Toujours est-il que l’ouvrage de Tadié slalome avec une rare virtuosité et un vrai talent d’écriture de Freud à Proust et de Proust à Freud.  Et pour finalement nous apprendre surtout qu’À la recherche du temps perdu est un grand théâtre de l’inconscient et de la scène familiale. C’est ainsi qu’il nous livre, côté inconscient, un fort bel inventaire des lapsus proustiens, faisant valoir leur caractère romanesque. C’est ainsi que, côté œdipien, il débusque en petites touches les effets du travail de condensation et de déplacement (au sens lacanien de ces termes) auquel se livre le narrateur pour dissimuler son désir de tuer le père et de posséder la mère. Et l’on se dit que, si Freud fut un génial découvreur des grandes structures inconscientes, Proust sut comme personne nous rendre concrètement réceptifs aux ruses et aux stratégies du psychisme.

---*---

▸ À FAIRE:
Citez, dans l'extrait sur Proust et Freud, le passage compris entre « Toujours est-il que » et « stratégies du psychisme. », bornes incluses. Les lignes qui suivent proviennent d'une autre source.

▸ DONNÉES DISPONIBLES:
---*---

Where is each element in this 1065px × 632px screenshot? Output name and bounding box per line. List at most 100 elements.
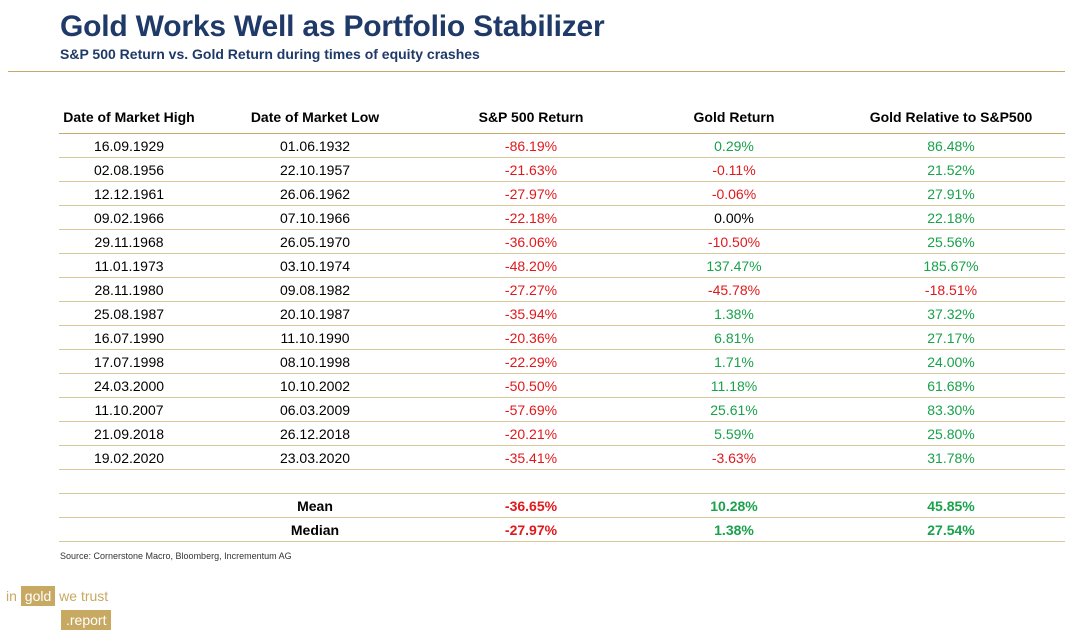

---*---

▸ RÉPONSE CI-DESSOUS:
Toujours est-il que l’ouvrage de Tadié slalome avec une rare virtuosité et un vrai talent d’écriture de Freud à Proust et de Proust à Freud.  Et pour finalement nous apprendre surtout qu’À la recherche du temps perdu est un grand théâtre de l’inconscient et de la scène familiale. C’est ainsi qu’il nous livre, côté inconscient, un fort bel inventaire des lapsus proustiens, faisant valoir leur caractère romanesque. C’est ainsi que, côté œdipien, il débusque en petites touches les effets du travail de condensation et de déplacement (au sens lacanien de ces termes) auquel se livre le narrateur pour dissimuler son désir de tuer le père et de posséder la mère. Et l’on se dit que, si Freud fut un génial découvreur des grandes structures inconscientes, Proust sut comme personne nous rendre concrètement réceptifs aux ruses et aux stratégies du psychisme.